PASSAGE:
========================================
Editor's Note: This article, published in the December 2007 issue of CFO Asia magazine, incorrectly stated that Dr. Reddy's, the Indian pharmaceutical company, set up an institute in Germany to educate children about the dangers of drug addiction. In fact, the institute was established by Betapharm, a German drug maker, before Dr. Reddy's acquired that company in 2006. We apologize for the error.
There are no second acts in American life, F. Scott Fitzgerald sadly pronounced. But the American novelist's observation doesn't apply to Indians journeying to the United States to reignite faded glory.
In February 2007, Sanjay Dalmia walked to a rostrum at the New Jersey offices of a troubled US textile company. He had just bought Best Manufacturing, a supplier to hotels and hospitals, for US$35 million, one of a chain of recent acquisitions that he is seeking to stitch together as an integrated global business, using America as a springboard.
========================================
SOURCE MATERIAL:

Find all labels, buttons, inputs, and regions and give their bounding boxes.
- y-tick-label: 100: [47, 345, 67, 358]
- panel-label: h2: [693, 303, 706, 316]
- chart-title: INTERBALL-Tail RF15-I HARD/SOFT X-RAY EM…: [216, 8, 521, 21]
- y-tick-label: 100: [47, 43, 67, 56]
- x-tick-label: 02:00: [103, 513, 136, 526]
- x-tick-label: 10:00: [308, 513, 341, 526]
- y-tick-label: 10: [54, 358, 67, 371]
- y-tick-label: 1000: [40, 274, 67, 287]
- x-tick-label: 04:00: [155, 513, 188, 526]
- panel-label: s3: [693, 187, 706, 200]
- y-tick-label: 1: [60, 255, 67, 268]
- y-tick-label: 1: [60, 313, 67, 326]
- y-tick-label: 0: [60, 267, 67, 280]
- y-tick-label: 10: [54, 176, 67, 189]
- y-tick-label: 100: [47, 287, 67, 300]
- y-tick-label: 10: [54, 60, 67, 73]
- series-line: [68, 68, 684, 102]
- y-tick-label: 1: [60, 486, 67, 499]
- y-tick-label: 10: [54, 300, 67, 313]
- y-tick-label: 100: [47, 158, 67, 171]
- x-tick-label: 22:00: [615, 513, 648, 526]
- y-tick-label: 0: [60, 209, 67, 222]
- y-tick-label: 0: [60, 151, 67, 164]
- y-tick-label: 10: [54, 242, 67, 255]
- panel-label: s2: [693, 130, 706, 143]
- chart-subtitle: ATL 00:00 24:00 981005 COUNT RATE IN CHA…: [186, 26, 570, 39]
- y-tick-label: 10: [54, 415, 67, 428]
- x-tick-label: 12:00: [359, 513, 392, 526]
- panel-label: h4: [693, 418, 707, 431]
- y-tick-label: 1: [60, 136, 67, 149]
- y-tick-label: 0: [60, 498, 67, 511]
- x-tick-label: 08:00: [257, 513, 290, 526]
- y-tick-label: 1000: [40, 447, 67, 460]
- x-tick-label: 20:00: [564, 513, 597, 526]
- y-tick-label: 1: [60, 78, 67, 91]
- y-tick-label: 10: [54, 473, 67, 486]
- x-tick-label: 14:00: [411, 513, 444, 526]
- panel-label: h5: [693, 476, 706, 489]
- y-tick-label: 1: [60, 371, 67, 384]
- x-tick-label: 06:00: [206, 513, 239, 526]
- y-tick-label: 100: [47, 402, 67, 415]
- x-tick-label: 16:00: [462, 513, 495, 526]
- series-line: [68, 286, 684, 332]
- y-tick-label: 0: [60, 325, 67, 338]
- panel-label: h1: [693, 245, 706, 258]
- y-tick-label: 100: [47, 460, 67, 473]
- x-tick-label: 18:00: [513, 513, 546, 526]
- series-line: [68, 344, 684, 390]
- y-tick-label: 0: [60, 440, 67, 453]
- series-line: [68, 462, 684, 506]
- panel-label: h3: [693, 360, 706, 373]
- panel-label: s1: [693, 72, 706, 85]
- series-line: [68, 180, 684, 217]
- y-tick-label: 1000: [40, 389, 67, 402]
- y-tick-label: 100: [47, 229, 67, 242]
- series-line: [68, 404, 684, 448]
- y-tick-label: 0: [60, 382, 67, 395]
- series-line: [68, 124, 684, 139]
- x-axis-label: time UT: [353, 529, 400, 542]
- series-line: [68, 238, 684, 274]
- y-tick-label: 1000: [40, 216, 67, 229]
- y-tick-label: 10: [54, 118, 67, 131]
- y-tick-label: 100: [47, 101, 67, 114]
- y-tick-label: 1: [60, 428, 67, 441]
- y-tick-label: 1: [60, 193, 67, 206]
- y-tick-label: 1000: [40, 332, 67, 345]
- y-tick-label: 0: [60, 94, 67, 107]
========================================
WORK ORDER 1: Translate this sentence from the CFO Asia article into Spanish: "There are no second acts in American life, F. Scott Fitzgerald sadly pronounced."
WORK ORDER 2: Carry the CFO Asia article forward from its last sentence.
The rows are separate material from the CFO Asia article.

EXERCISE RESPONSE 1: No hay segundos actos en la vida estadounidense, sentenció con tristeza F. Scott Fitzgerald.

EXERCISE RESPONSE 2:
"We're here to build a business, not destroy one," he told the managers of Best, rallying them with a spirited call in support of free enterprise. The scene was incongruous. Dalmia, 63, has shoulder-length gray hair and a patrician face. In his lilting Indian accent, he addressed a roomful of skeptical managers in the state whose most famous fictional son is Tony Soprano. "If we cannot bring this concept of free enterprise to the global market from America," he said, "then some other enterprising part of the world will rightfully do so."
The irony, of course, is that this is exactly what Dalmia and his Indian company were doing. He hails from the family that financed Mahatma Gandhi's audacious bid to toss the British from the subcontinent. They made their money in cement in the early 20th century, but over the years the family fortune fell on hard times. Sanjay devoted his life to politics and charity, but tired of this and turned to running the coterie of businesses that were left to him. Observing the globalizing success of Infosys, the BPO provider, and Dr. Reddy's, the pharmaceutical company, he thought, "Why not my businesses, too?"
Three years and several acquisitions later — in the United States, Romania, and the UK — he found himself in Roswell using words similar to those Bill Clinton used to tout the North American Free Trade Agreement in 1992.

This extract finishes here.